Please rewrite the data from the line containing "process-line: (2)指名读儿歌，师生正音。 [140,834,322,850]" through the line containing "process-line: 4．以小组为单位，开火车认读生字。 [140,1050,382,1066]", changing "儿歌" to "童谣" and leaving everything else as it is. Give only those lines.

> **MATERIAL SHOWN**:
-- Start --

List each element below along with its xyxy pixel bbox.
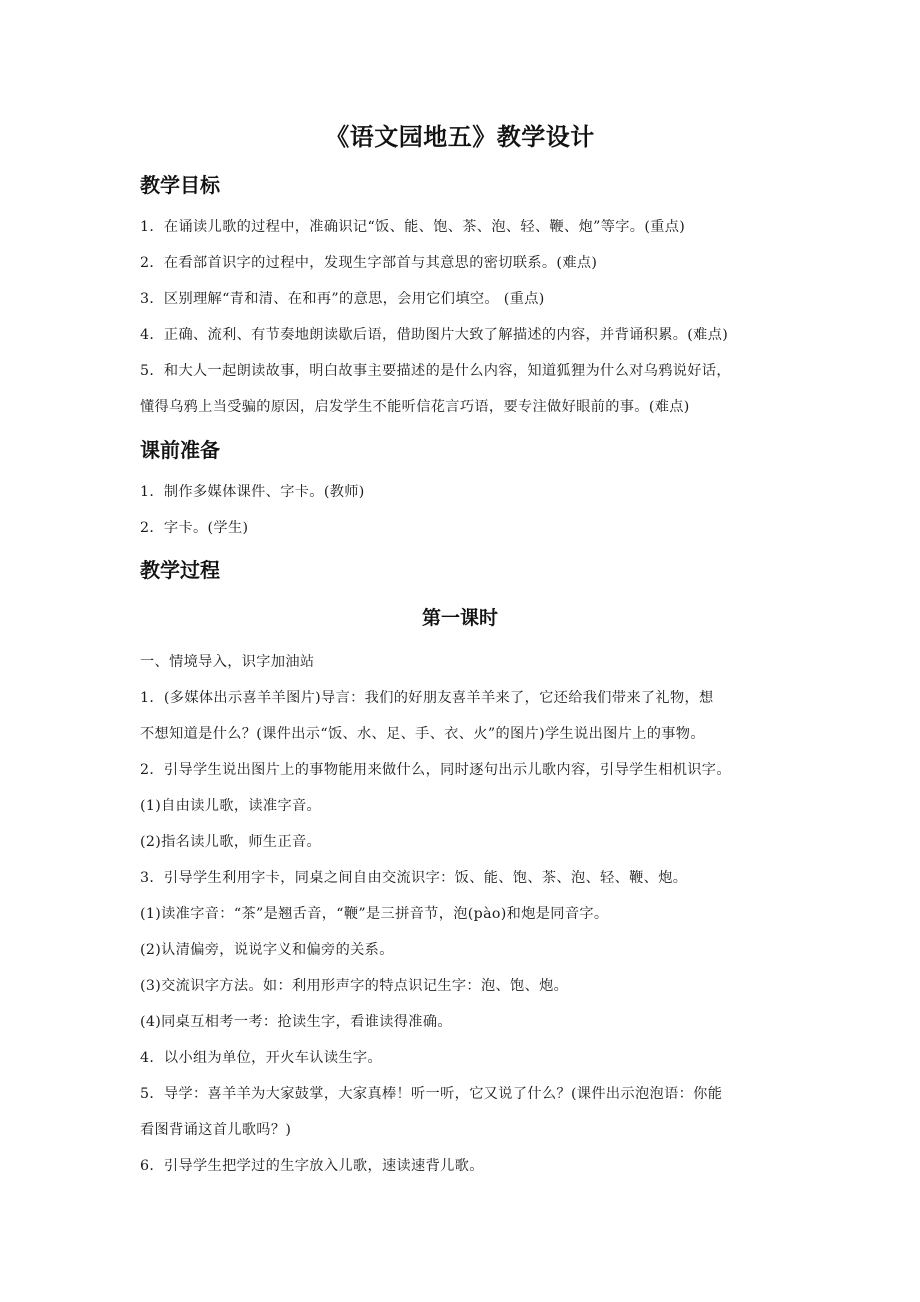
process-line: (2)指名读儿歌，师生正音。 [140,834,322,850]
section-heading-objectives: 教学目标 [140,173,220,197]
section-heading-preparation: 课前准备 [140,438,220,462]
document-title: 《语文园地五》教学设计 [325,123,595,151]
process-line: 3．引导学生利用字卡，同桌之间自由交流识字：饭、能、饱、茶、泡、轻、鞭、炮。 [140,870,688,886]
lesson-title: 第一课时 [421,607,498,629]
process-line: 1．(多媒体出示喜羊羊图片)导言：我们的好朋友喜羊羊来了，它还给我们带来了礼物，想 [140,690,714,706]
preparation-item: 2．字卡。(学生) [140,520,249,536]
process-line: 6．引导学生把学过的生字放入儿歌，速读速背儿歌。 [140,1158,484,1174]
process-line: (2)认清偏旁，说说字义和偏旁的关系。 [140,942,394,958]
part-heading: 一、情境导入，识字加油站 [140,654,315,670]
preparation-item: 1．制作多媒体课件、字卡。(教师) [140,484,365,500]
process-line: (1)自由读儿歌，读准字音。 [140,798,322,814]
process-line: 4．以小组为单位，开火车认读生字。 [140,1050,382,1066]
objective-item-continued: 懂得乌鸦上当受骗的原因，启发学生不能听信花言巧语，要专注做好眼前的事。(难点) [140,399,690,415]
objective-item: 4．正确、流利、有节奏地朗读歇后语，借助图片大致了解描述的内容，并背诵积累。(难点) [140,327,729,343]
process-line: 看图背诵这首儿歌吗？) [140,1122,292,1138]
process-line: (3)交流识字方法。如：利用形声字的特点识记生字：泡、饱、炮。 [140,978,569,994]
process-line: 2．引导学生说出图片上的事物能用来做什么，同时逐句出示儿歌内容，引导学生相机识字。 [140,762,731,778]
process-line: (1)读准字音：“茶”是翘舌音，“鞭”是三拼音节，泡(pào)和炮是同音字。 [140,906,609,922]
process-line: 5．导学：喜羊羊为大家鼓掌，大家真棒！听一听，它又说了什么？(课件出示泡泡语：你能 [140,1086,723,1102]
process-line: (4)同桌互相考一考：抢读生字，看谁读得准确。 [140,1014,452,1030]
objective-item: 3．区别理解“青和清、在和再”的意思，会用它们填空。 (重点) [140,291,545,307]
objective-item: 2．在看部首识字的过程中，发现生字部首与其意思的密切联系。(难点) [140,255,598,271]
section-heading-process: 教学过程 [140,558,220,582]
process-line: 不想知道是什么？(课件出示“饭、水、足、手、衣、火”的图片)学生说出图片上的事物。 [140,726,705,742]
objective-item: 1．在诵读儿歌的过程中，准确识记“饭、能、饱、茶、泡、轻、鞭、炮”等字。(重点) [140,219,686,235]
objective-item: 5．和大人一起朗读故事，明白故事主要描述的是什么内容，知道狐狸为什么对乌鸦说好话， [140,363,731,379]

-- End --

> **REPLY TO THE EXERCISE**:
process-line: (2)指名读童谣，师生正音。 [140,834,322,850]
section-heading-objectives: 教学目标 [140,173,220,197]
section-heading-preparation: 课前准备 [140,438,220,462]
document-title: 《语文园地五》教学设计 [325,123,595,151]
process-line: 3．引导学生利用字卡，同桌之间自由交流识字：饭、能、饱、茶、泡、轻、鞭、炮。 [140,870,688,886]
lesson-title: 第一课时 [421,607,498,629]
process-line: 1．(多媒体出示喜羊羊图片)导言：我们的好朋友喜羊羊来了，它还给我们带来了礼物，想 [140,690,714,706]
preparation-item: 2．字卡。(学生) [140,520,249,536]
process-line: 6．引导学生把学过的生字放入童谣，速读速背童谣。 [140,1158,484,1174]
process-line: (2)认清偏旁，说说字义和偏旁的关系。 [140,942,394,958]
part-heading: 一、情境导入，识字加油站 [140,654,315,670]
preparation-item: 1．制作多媒体课件、字卡。(教师) [140,484,365,500]
process-line: (1)自由读童谣，读准字音。 [140,798,322,814]
process-line: 4．以小组为单位，开火车认读生字。 [140,1050,382,1066]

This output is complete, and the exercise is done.